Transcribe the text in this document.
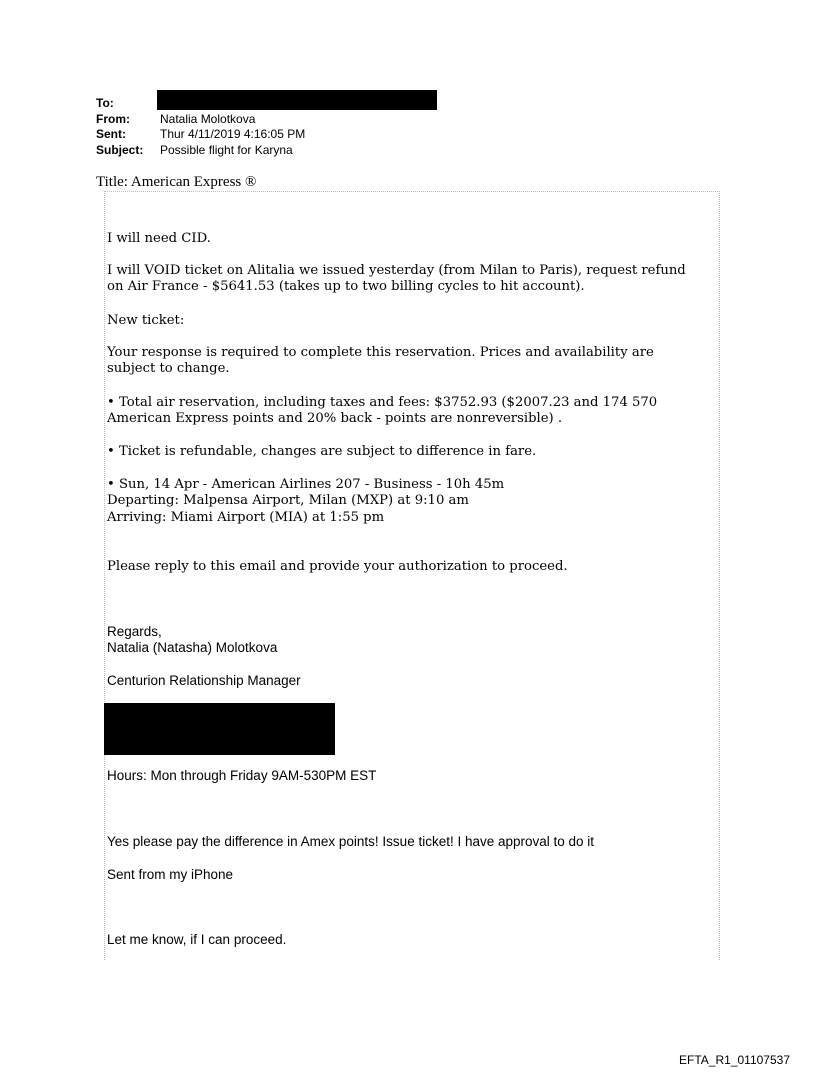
To:
From:	Natalia Molotkova
Sent:	Thur 4/11/2019 4:16:05 PM
Subject:	Possible flight for Karyna
Title: American Express ®
I will need CID.
I will VOID ticket on Alitalia we issued yesterday (from Milan to Paris), request refund
on Air France - $5641.53 (takes up to two billing cycles to hit account).
New ticket:
Your response is required to complete this reservation. Prices and availability are
subject to change.
• Total air reservation, including taxes and fees: $3752.93 ($2007.23 and 174 570
American Express points and 20% back - points are nonreversible) .
• Ticket is refundable, changes are subject to difference in fare.
• Sun, 14 Apr - American Airlines 207 - Business - 10h 45m
Departing: Malpensa Airport, Milan (MXP) at 9:10 am
Arriving: Miami Airport (MIA) at 1:55 pm
Please reply to this email and provide your authorization to proceed.
Regards,
Natalia (Natasha) Molotkova
Centurion Relationship Manager
Hours: Mon through Friday 9AM-530PM EST
Yes please pay the difference in Amex points! Issue ticket! I have approval to do it
Sent from my iPhone
Let me know, if I can proceed.
EFTA_R1_01107537
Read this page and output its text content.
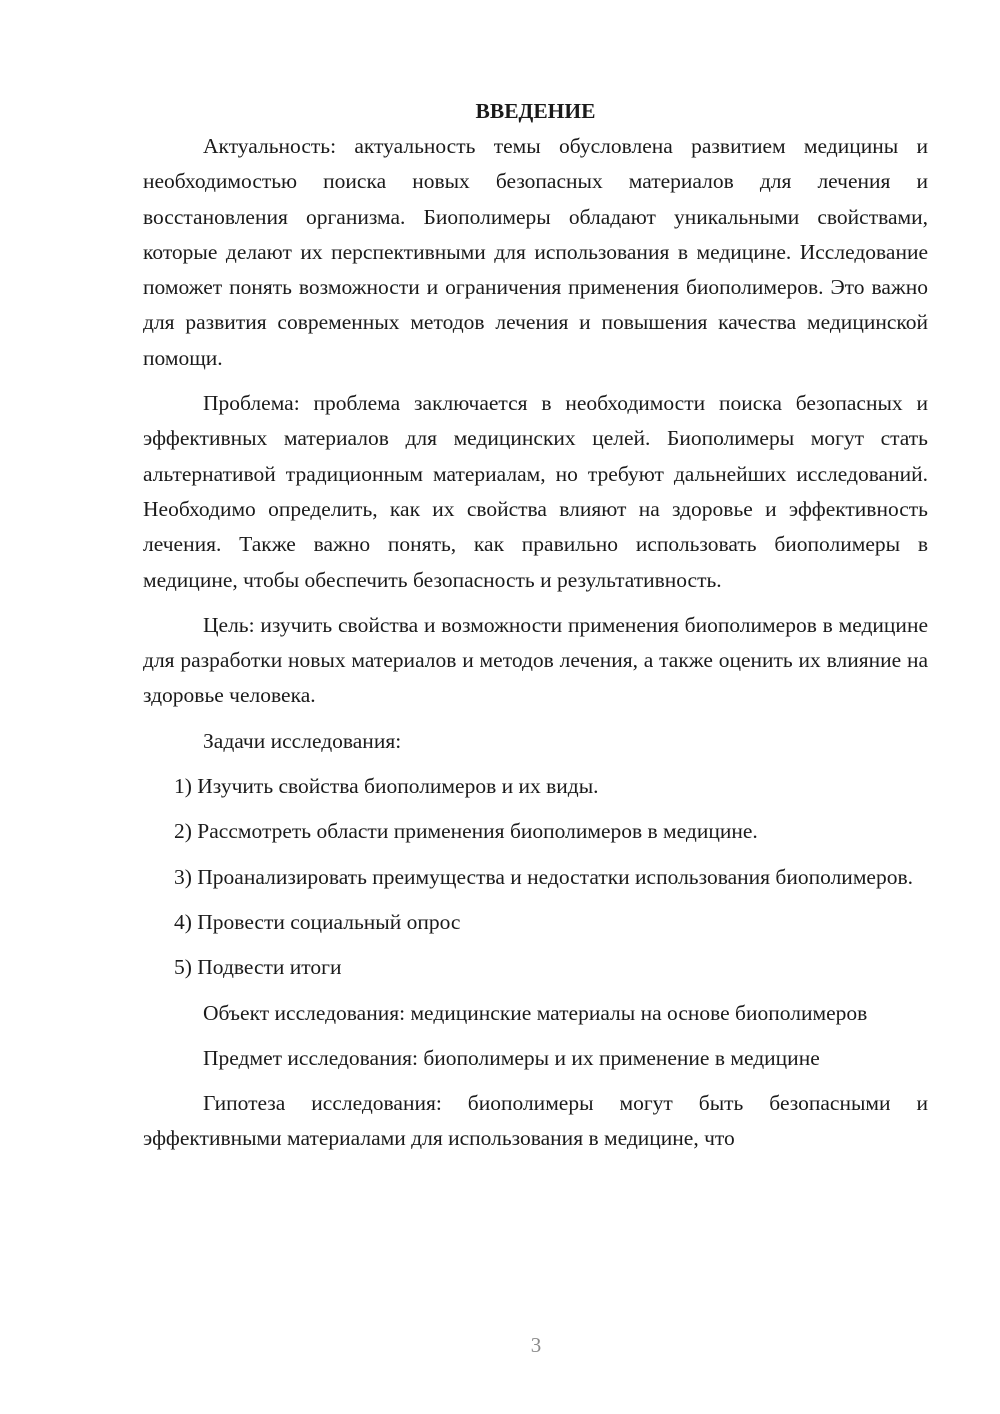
ВВЕДЕНИЕ

Актуальность: актуальность темы обусловлена развитием медицины и необходимостью поиска новых безопасных материалов для лечения и восстановления организма. Биополимеры обладают уникальными свойствами, которые делают их перспективными для использования в медицине. Исследование поможет понять возможности и ограничения применения биополимеров. Это важно для развития современных методов лечения и повышения качества медицинской помощи.

Проблема: проблема заключается в необходимости поиска безопасных и эффективных материалов для медицинских целей. Биополимеры могут стать альтернативой традиционным материалам, но требуют дальнейших исследований. Необходимо определить, как их свойства влияют на здоровье и эффективность лечения. Также важно понять, как правильно использовать биополимеры в медицине, чтобы обеспечить безопасность и результативность.

Цель: изучить свойства и возможности применения биополимеров в медицине для разработки новых материалов и методов лечения, а также оценить их влияние на здоровье человека.

Задачи исследования:

1) Изучить свойства биополимеров и их виды.

2) Рассмотреть области применения биополимеров в медицине.

3) Проанализировать преимущества и недостатки использования биополимеров.

4) Провести социальный опрос

5) Подвести итоги

Объект исследования: медицинские материалы на основе биополимеров

Предмет исследования: биополимеры и их применение в медицине

Гипотеза исследования: биополимеры могут быть безопасными и эффективными материалами для использования в медицине, что

3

****

- _TASK BRIEF_
Go to the line containing "Read this page and output its text content." and set it down, along with every later line through the last one, exactly as written and without the pictures.

- _REPLY_
Read this page and output its text content.
ВВЕДЕНИЕ

Актуальность: актуальность темы обусловлена развитием медицины и необходимостью поиска новых безопасных материалов для лечения и восстановления организма. Биополимеры обладают уникальными свойствами, которые делают их перспективными для использования в медицине. Исследование поможет понять возможности и ограничения применения биополимеров. Это важно для развития современных методов лечения и повышения качества медицинской помощи.

Проблема: проблема заключается в необходимости поиска безопасных и эффективных материалов для медицинских целей. Биополимеры могут стать альтернативой традиционным материалам, но требуют дальнейших исследований. Необходимо определить, как их свойства влияют на здоровье и эффективность лечения. Также важно понять, как правильно использовать биополимеры в медицине, чтобы обеспечить безопасность и результативность.

Цель: изучить свойства и возможности применения биополимеров в медицине для разработки новых материалов и методов лечения, а также оценить их влияние на здоровье человека.

Задачи исследования:

1) Изучить свойства биополимеров и их виды.

2) Рассмотреть области применения биополимеров в медицине.

3) Проанализировать преимущества и недостатки использования биополимеров.

4) Провести социальный опрос

5) Подвести итоги

Объект исследования: медицинские материалы на основе биополимеров

Предмет исследования: биополимеры и их применение в медицине

Гипотеза исследования: биополимеры могут быть безопасными и эффективными материалами для использования в медицине, что

3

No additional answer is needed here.